Recorded data:
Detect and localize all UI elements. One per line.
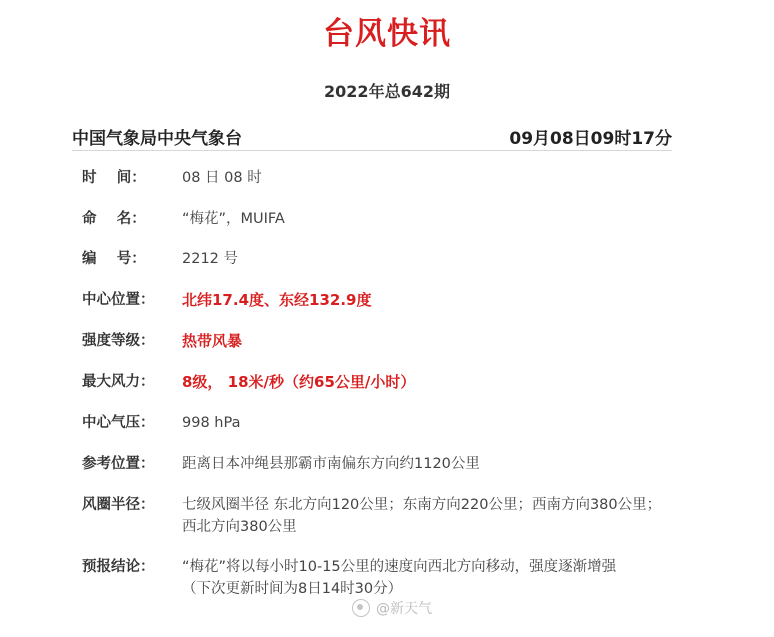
next-update-note: （下次更新时间为8日14时30分） [182,581,403,597]
row-label: 编 号： [82,251,146,267]
row-label: 预报结论： [82,559,155,575]
row-value: “梅花”，MUIFA [182,211,285,227]
row-label: 命 名： [82,211,146,227]
watermark [352,598,432,618]
row-value [182,556,662,600]
row-label: 参考位置： [82,456,155,472]
row-value: 08 日 08 时 [182,170,262,186]
row-value: 2212 号 [182,251,239,267]
row-value: 距离日本冲绳县那霸市南偏东方向约1120公里 [182,456,480,472]
row-value: 七级风圈半径 东北方向120公里；东南方向220公里；西南方向380公里；西北方向380公里 [182,497,662,535]
row-label: 中心位置： [82,292,155,308]
issue-number: 2022年总642期 [324,82,450,101]
row-label: 中心气压： [82,415,155,431]
forecast-text: “梅花”将以每小时10-15公里的速度向西北方向移动，强度逐渐增强 [182,559,617,575]
header-divider [72,150,672,151]
row-label: 风圈半径： [82,497,155,513]
row-value: 北纬17.4度、东经132.9度 [182,291,372,309]
row-label: 最大风力： [82,374,155,390]
issue-timestamp: 09月08日09时17分 [509,129,672,149]
row-label: 强度等级： [82,333,155,349]
row-value: 热带风暴 [182,332,243,350]
row-value: 998 hPa [182,415,241,431]
issuing-agency: 中国气象局中央气象台 [72,129,242,149]
page-title: 台风快讯 [323,16,451,52]
row-value: 8级， 18米/秒（约65公里/小时） [182,373,416,391]
weibo-logo-icon [352,599,370,617]
row-label: 时 间： [82,170,146,186]
watermark-text: @新天气 [376,601,432,617]
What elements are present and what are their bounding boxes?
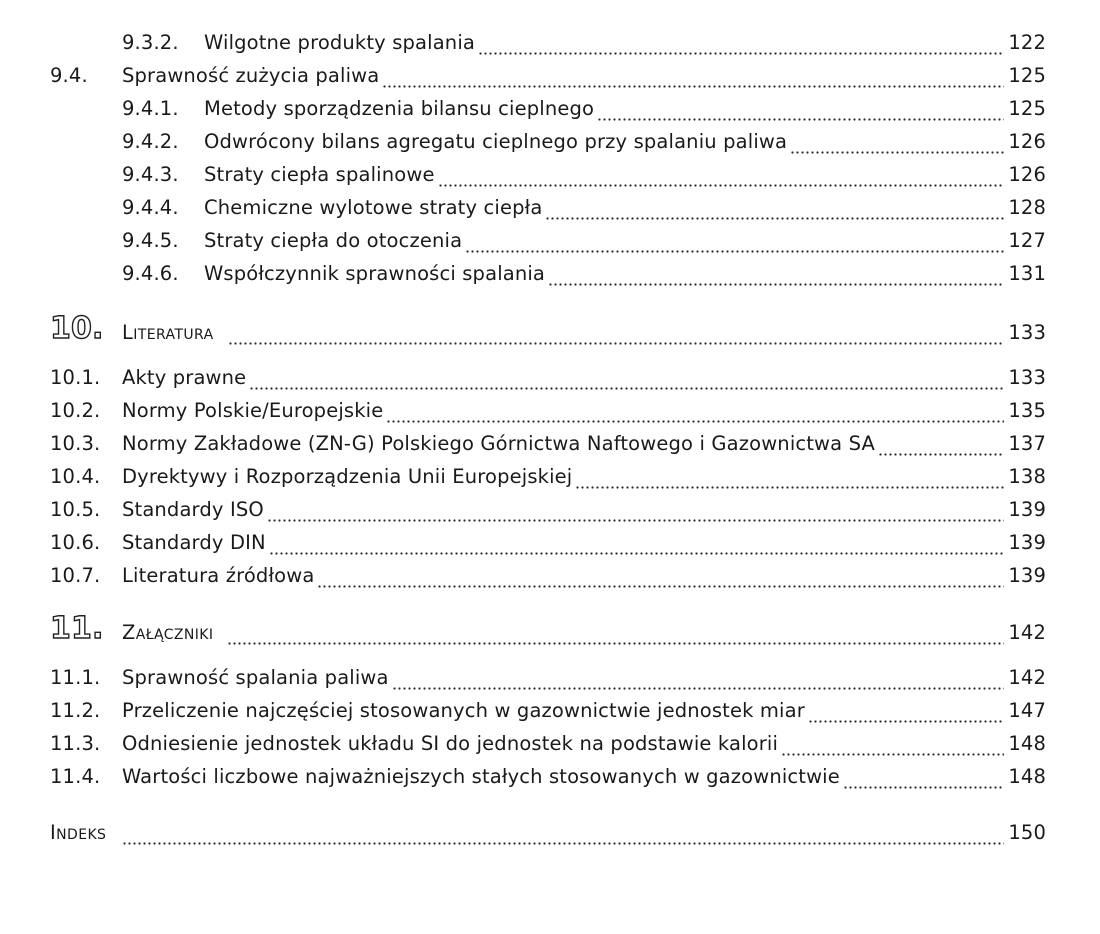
toc-entry — [50, 694, 1046, 724]
toc-entry-page: 128 — [1008, 196, 1046, 219]
toc-entry-number: 11.4. — [50, 765, 101, 788]
dot-leader — [386, 400, 1004, 424]
toc-entry — [50, 661, 1046, 691]
chapter-number: 10. — [50, 311, 104, 346]
toc-entry-title: Współczynnik sprawności spalania — [204, 262, 546, 285]
toc-entry-page: 127 — [1008, 229, 1046, 252]
toc-entry-page: 148 — [1008, 732, 1046, 755]
toc-entry-title: Wilgotne produkty spalania — [204, 31, 475, 54]
dot-leader — [781, 733, 1004, 757]
toc-entry-number: 9.3.2. — [122, 31, 179, 54]
dot-leader — [478, 32, 1004, 56]
toc-entry-number: 10.1. — [50, 366, 101, 389]
dot-leader — [228, 322, 1005, 346]
dot-leader — [122, 822, 1004, 846]
dot-leader — [438, 164, 1005, 188]
toc-entry-number: 11.1. — [50, 666, 101, 689]
toc-entry-page: 125 — [1008, 64, 1046, 87]
toc-entry-page: 126 — [1008, 163, 1046, 186]
dot-leader — [843, 766, 1004, 790]
toc-entry-title: Odniesienie jednostek układu SI do jednostek na podstawie kalorii — [122, 732, 779, 755]
toc-entry-number: 9.4.6. — [122, 262, 179, 285]
dot-leader — [790, 131, 1004, 155]
toc-entry-page: 139 — [1008, 564, 1046, 587]
toc-entry-title: Sprawność zużycia paliwa — [122, 64, 380, 87]
chapter-heading — [50, 806, 1046, 846]
toc-entry-page: 138 — [1008, 465, 1046, 488]
chapter-number: 11. — [50, 611, 104, 646]
dot-leader — [808, 700, 1004, 724]
toc-entry-number: 10.3. — [50, 432, 101, 455]
toc-entry-title: Akty prawne — [122, 366, 247, 389]
toc-entry — [50, 26, 1046, 56]
toc-entry-title: Sprawność spalania paliwa — [122, 666, 389, 689]
dot-leader — [465, 230, 1004, 254]
toc-entry — [50, 526, 1046, 556]
chapter-heading — [50, 306, 1046, 346]
dot-leader — [249, 367, 1004, 391]
toc-entry-number: 10.6. — [50, 531, 101, 554]
toc-entry — [50, 493, 1046, 523]
dot-leader — [548, 263, 1004, 287]
toc-entry-page: 131 — [1008, 262, 1046, 285]
toc-entry-title: Wartości liczbowe najważniejszych stałych stosowanych w gazownictwie — [122, 765, 840, 788]
toc-entry — [50, 257, 1046, 287]
toc-entry-page: 139 — [1008, 498, 1046, 521]
toc-entry-number: 9.4.5. — [122, 229, 179, 252]
dot-leader — [597, 98, 1004, 122]
toc-entry-title: Chemiczne wylotowe straty ciepła — [204, 196, 543, 219]
toc-entry — [50, 427, 1046, 457]
toc-entry — [50, 361, 1046, 391]
dot-leader — [269, 532, 1005, 556]
toc-entry-number: 9.4.2. — [122, 130, 179, 153]
toc-entry — [50, 158, 1046, 188]
toc-entry-number: 9.4.1. — [122, 97, 179, 120]
chapter-page: 133 — [1008, 321, 1046, 344]
toc-entry-title: Standardy DIN — [122, 531, 266, 554]
toc-entry-page: 135 — [1008, 399, 1046, 422]
toc-entry-page: 148 — [1008, 765, 1046, 788]
toc-entry-page: 142 — [1008, 666, 1046, 689]
toc-entry-title: Normy Zakładowe (ZN-G) Polskiego Górnictwa Naftowego i Gazownictwa SA — [122, 432, 875, 455]
toc-entry-title: Straty ciepła spalinowe — [204, 163, 435, 186]
toc-entry — [50, 760, 1046, 790]
toc-entry-number: 10.7. — [50, 564, 101, 587]
toc-entry — [50, 191, 1046, 221]
toc-entry-page: 139 — [1008, 531, 1046, 554]
toc-entry-number: 10.2. — [50, 399, 101, 422]
toc-entry — [50, 92, 1046, 122]
toc-entry-title: Metody sporządzenia bilansu cieplnego — [204, 97, 595, 120]
toc-entry-page: 122 — [1008, 31, 1046, 54]
toc-entry-title: Przeliczenie najczęściej stosowanych w gazownictwie jednostek miar — [122, 699, 805, 722]
dot-leader — [878, 433, 1004, 457]
chapter-title: Załączniki — [122, 621, 214, 644]
chapter-title: Indeks — [50, 821, 107, 844]
toc-entry-number: 10.5. — [50, 498, 101, 521]
chapter-page: 150 — [1008, 821, 1046, 844]
chapter-page: 142 — [1008, 621, 1046, 644]
toc-entry-number: 9.4.4. — [122, 196, 179, 219]
toc-entry-title: Standardy ISO — [122, 498, 264, 521]
toc-entry-page: 126 — [1008, 130, 1046, 153]
toc-entry-title: Normy Polskie/Europejskie — [122, 399, 384, 422]
toc-entry-page: 147 — [1008, 699, 1046, 722]
toc-entry-page: 125 — [1008, 97, 1046, 120]
toc-entry — [50, 59, 1046, 89]
toc-entry-title: Literatura źródłowa — [122, 564, 315, 587]
chapter-heading — [50, 606, 1046, 646]
toc-entry-title: Straty ciepła do otoczenia — [204, 229, 463, 252]
dot-leader — [545, 197, 1004, 221]
dot-leader — [227, 622, 1004, 646]
toc-entry-number: 11.3. — [50, 732, 101, 755]
dot-leader — [575, 466, 1004, 490]
toc-entry-number: 10.4. — [50, 465, 101, 488]
toc-entry-number: 9.4. — [50, 64, 88, 87]
dot-leader — [317, 565, 1004, 589]
toc-entry — [50, 224, 1046, 254]
toc-entry-title: Odwrócony bilans agregatu cieplnego przy spalaniu paliwa — [204, 130, 788, 153]
dot-leader — [382, 65, 1004, 89]
toc-entry-number: 11.2. — [50, 699, 101, 722]
toc-entry-title: Dyrektywy i Rozporządzenia Unii Europejskiej — [122, 465, 573, 488]
toc-entry-number: 9.4.3. — [122, 163, 179, 186]
toc-entry-page: 133 — [1008, 366, 1046, 389]
toc-entry — [50, 460, 1046, 490]
dot-leader — [267, 499, 1004, 523]
toc-entry-page: 137 — [1008, 432, 1046, 455]
toc-entry — [50, 125, 1046, 155]
toc-entry — [50, 559, 1046, 589]
toc-entry — [50, 394, 1046, 424]
dot-leader — [392, 667, 1005, 691]
toc-entry — [50, 727, 1046, 757]
chapter-title: Literatura — [122, 321, 214, 344]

→ **EXERCISE PROMPT**: Transcribe verbatim the part of the records that opens with the line containing "toc-entry — [50, 694, 1046, 724]" and closes with the line containing "dot-leader — [228, 322, 1005, 346]", including both of those lines.

→ **ANSWER TO THE TASK**:
toc-entry — [50, 694, 1046, 724]
toc-entry-page: 128 — [1008, 196, 1046, 219]
toc-entry-number: 11.4. — [50, 765, 101, 788]
dot-leader — [386, 400, 1004, 424]
toc-entry — [50, 661, 1046, 691]
chapter-number: 10. — [50, 311, 104, 346]
toc-entry-title: Współczynnik sprawności spalania — [204, 262, 546, 285]
toc-entry-page: 127 — [1008, 229, 1046, 252]
toc-entry-page: 148 — [1008, 732, 1046, 755]
toc-entry-title: Wilgotne produkty spalania — [204, 31, 475, 54]
dot-leader — [781, 733, 1004, 757]
toc-entry-number: 9.3.2. — [122, 31, 179, 54]
dot-leader — [478, 32, 1004, 56]
toc-entry-number: 10.1. — [50, 366, 101, 389]
dot-leader — [228, 322, 1005, 346]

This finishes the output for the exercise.